Exercise: Wherever a line holds the word "screenshot", copy that line out.

━━━━━ Data listing ━━━━━

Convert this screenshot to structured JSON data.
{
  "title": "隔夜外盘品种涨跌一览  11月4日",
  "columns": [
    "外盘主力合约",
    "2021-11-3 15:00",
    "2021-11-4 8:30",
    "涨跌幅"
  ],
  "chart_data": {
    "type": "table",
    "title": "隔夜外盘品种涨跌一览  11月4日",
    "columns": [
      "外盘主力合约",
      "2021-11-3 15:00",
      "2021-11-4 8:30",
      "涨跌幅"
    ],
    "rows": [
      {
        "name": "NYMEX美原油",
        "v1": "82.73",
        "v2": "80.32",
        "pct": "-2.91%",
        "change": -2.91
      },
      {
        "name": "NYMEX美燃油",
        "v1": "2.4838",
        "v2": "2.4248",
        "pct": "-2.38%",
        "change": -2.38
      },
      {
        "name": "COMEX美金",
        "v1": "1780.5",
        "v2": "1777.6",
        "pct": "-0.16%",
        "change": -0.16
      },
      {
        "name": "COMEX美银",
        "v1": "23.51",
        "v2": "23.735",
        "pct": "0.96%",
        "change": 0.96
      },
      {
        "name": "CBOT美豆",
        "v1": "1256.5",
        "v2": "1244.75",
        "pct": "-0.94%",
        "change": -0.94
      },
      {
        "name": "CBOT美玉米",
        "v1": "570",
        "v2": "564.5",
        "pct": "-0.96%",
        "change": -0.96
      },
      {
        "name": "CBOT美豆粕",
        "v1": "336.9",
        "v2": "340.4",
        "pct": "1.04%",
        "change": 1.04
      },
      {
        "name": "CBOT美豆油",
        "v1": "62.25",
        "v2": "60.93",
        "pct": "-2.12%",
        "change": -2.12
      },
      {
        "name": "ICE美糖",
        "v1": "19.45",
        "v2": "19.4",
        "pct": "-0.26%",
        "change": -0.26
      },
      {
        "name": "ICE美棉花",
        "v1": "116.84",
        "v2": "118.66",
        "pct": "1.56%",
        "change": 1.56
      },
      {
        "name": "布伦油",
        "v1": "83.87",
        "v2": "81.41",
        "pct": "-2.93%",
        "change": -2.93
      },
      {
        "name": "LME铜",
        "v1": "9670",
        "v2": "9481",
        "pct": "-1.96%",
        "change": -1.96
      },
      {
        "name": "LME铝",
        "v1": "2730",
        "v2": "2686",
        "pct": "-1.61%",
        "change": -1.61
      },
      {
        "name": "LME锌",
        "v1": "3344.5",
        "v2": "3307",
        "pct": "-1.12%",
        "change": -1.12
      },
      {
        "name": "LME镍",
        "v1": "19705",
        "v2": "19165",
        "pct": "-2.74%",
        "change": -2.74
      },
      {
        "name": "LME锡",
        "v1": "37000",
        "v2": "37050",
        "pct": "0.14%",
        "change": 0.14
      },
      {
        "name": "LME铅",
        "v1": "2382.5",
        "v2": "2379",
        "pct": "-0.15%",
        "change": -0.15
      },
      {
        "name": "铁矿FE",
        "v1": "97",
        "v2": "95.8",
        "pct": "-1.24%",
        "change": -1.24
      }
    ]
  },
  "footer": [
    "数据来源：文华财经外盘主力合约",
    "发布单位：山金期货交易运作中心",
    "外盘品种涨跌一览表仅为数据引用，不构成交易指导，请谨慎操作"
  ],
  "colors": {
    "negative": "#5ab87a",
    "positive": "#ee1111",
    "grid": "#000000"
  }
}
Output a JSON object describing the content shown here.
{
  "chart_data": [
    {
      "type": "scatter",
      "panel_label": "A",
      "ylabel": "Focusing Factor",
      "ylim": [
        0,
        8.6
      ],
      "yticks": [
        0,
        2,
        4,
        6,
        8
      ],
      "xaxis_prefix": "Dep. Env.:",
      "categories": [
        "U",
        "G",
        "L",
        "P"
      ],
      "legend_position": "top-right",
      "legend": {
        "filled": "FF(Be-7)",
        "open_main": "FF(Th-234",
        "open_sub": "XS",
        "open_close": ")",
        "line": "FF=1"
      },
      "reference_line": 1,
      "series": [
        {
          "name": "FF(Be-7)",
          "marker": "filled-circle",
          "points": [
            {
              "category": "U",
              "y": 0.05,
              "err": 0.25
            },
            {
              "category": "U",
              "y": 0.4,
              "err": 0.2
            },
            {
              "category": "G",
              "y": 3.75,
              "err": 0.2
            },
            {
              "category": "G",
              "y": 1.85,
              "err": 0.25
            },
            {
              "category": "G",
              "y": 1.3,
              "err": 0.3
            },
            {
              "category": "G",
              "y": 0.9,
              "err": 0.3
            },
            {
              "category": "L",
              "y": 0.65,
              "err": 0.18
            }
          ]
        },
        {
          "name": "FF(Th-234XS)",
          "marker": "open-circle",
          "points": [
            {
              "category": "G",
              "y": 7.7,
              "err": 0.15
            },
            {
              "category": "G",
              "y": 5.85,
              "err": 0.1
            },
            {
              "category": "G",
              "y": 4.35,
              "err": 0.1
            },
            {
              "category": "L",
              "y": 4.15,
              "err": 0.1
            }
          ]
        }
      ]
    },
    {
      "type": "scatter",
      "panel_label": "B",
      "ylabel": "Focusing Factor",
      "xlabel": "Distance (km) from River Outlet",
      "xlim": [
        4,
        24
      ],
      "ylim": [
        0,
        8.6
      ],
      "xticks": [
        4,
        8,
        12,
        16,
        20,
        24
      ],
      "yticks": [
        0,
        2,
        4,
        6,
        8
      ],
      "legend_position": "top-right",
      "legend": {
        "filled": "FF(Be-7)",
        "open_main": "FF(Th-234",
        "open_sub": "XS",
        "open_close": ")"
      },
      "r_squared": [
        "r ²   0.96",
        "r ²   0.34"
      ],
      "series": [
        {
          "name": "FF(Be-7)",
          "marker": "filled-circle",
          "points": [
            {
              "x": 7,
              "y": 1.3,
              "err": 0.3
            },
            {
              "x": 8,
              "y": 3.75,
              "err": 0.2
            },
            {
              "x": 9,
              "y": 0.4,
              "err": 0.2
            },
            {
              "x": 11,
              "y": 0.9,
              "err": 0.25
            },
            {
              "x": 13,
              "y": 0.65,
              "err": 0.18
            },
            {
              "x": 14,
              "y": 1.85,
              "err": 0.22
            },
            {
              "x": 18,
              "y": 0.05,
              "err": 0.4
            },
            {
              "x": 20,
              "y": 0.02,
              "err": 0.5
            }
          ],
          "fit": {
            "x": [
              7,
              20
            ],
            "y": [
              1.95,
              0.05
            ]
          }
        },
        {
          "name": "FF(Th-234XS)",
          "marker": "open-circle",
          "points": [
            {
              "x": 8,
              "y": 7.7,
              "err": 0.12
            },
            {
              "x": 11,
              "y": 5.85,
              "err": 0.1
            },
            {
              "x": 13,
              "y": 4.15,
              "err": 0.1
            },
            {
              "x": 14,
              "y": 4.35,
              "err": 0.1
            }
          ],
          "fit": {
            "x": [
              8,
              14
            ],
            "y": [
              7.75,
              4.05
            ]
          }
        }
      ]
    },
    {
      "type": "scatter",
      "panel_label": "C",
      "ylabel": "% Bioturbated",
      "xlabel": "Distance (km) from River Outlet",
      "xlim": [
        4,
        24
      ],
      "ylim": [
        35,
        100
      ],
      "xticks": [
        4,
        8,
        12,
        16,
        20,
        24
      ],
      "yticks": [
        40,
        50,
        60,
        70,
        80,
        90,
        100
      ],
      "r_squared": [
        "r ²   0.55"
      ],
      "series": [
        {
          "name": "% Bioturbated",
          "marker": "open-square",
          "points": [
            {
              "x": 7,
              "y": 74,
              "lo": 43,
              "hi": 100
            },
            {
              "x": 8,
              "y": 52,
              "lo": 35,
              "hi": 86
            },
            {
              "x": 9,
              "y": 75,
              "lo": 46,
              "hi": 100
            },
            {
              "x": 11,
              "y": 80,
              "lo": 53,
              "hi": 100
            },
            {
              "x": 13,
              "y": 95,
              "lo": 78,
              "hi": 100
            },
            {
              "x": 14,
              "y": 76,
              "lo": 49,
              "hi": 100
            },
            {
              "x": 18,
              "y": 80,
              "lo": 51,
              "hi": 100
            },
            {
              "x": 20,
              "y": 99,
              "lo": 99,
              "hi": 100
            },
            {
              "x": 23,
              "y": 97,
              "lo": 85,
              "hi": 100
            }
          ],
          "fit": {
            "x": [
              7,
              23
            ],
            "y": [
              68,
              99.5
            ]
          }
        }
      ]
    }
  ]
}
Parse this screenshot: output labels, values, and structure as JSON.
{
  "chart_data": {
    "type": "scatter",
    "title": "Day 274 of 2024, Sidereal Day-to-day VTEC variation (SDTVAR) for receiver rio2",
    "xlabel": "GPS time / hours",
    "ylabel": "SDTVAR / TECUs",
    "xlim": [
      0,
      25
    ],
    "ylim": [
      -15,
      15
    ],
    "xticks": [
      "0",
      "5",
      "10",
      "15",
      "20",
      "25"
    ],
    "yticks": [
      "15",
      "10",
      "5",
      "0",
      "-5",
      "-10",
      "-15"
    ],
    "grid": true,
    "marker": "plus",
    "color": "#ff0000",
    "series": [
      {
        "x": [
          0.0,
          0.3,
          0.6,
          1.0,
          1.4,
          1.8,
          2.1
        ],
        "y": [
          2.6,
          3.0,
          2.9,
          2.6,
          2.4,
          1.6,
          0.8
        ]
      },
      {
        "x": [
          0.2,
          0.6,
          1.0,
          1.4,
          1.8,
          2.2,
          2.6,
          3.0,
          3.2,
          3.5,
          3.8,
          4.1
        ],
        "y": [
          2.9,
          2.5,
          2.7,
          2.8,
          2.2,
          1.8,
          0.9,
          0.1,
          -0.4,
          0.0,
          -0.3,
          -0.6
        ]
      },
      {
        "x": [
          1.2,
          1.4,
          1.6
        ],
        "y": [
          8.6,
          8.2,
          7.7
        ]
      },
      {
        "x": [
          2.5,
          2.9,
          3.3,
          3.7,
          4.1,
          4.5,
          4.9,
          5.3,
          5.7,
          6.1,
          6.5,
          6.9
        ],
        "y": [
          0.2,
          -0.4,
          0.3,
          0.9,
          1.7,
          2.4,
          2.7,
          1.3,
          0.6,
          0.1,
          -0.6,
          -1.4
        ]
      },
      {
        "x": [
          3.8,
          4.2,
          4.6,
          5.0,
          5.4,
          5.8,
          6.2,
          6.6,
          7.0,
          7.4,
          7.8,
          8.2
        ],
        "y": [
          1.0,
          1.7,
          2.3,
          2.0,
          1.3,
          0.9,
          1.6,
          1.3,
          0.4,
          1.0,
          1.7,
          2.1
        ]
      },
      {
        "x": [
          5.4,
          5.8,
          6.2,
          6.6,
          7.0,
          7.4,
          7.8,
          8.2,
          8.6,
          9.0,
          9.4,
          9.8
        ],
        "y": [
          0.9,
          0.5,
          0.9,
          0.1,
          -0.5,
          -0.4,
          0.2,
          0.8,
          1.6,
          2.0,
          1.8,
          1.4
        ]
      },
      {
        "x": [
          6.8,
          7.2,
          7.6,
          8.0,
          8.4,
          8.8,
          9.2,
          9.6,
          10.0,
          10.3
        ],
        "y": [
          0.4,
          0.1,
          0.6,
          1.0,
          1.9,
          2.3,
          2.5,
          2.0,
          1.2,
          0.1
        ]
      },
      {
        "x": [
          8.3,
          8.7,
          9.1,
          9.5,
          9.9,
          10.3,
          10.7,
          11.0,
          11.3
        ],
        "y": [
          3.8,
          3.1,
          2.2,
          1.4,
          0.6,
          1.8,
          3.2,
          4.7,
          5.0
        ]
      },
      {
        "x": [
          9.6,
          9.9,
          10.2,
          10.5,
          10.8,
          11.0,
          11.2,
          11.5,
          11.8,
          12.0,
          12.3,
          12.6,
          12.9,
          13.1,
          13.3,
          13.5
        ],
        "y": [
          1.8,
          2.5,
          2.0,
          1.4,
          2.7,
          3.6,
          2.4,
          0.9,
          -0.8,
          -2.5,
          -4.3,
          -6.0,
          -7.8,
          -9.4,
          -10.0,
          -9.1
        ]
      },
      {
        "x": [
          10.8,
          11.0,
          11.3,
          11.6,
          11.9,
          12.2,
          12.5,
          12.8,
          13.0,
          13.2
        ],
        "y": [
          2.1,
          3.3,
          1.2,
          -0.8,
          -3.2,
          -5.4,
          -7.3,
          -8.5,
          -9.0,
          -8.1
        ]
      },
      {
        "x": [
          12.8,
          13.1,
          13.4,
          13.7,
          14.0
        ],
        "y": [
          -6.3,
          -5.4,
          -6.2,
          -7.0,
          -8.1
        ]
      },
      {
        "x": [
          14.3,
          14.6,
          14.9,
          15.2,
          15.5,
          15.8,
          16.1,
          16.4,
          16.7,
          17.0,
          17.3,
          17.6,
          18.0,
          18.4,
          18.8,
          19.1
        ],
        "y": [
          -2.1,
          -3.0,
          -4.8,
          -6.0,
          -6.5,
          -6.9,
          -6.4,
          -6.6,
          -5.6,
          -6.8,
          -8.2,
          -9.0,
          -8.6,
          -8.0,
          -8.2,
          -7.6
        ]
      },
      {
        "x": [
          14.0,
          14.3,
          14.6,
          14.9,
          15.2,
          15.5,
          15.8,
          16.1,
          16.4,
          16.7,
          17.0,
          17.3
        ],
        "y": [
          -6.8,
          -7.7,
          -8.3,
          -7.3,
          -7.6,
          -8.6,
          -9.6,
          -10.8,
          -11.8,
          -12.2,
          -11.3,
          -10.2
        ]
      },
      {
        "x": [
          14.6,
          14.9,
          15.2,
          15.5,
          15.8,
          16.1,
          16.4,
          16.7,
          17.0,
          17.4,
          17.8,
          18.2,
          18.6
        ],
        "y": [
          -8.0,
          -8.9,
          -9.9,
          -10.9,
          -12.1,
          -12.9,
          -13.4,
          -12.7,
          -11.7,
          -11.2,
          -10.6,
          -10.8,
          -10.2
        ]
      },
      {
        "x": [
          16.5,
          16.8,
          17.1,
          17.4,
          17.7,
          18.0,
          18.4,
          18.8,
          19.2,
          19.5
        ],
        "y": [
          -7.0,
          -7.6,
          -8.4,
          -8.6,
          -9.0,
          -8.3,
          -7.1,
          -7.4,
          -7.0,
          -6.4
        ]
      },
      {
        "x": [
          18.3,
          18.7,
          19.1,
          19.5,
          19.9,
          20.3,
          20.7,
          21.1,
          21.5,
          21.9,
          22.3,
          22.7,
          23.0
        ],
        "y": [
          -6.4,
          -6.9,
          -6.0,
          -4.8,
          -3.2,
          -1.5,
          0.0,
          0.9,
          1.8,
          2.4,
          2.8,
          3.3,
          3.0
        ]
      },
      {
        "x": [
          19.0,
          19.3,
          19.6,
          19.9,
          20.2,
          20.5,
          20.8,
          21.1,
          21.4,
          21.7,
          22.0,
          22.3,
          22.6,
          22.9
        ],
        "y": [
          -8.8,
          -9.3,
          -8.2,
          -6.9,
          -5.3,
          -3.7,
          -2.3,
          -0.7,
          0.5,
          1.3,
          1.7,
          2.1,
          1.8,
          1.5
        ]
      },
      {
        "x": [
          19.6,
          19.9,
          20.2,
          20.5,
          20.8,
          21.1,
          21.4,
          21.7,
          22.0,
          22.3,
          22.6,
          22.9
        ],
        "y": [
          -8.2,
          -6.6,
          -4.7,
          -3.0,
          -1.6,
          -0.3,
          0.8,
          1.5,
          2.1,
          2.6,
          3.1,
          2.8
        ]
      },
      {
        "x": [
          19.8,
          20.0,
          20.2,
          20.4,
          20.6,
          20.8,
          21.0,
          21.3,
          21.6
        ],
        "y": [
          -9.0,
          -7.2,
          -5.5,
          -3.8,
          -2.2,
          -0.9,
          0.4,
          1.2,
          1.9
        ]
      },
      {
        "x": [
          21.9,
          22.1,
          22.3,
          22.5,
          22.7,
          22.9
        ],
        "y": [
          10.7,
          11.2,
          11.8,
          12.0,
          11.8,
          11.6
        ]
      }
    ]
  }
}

━━━━━

Exercise solution:
Convert this screenshot to structured JSON data.
Parse this screenshot: output labels, values, and structure as JSON.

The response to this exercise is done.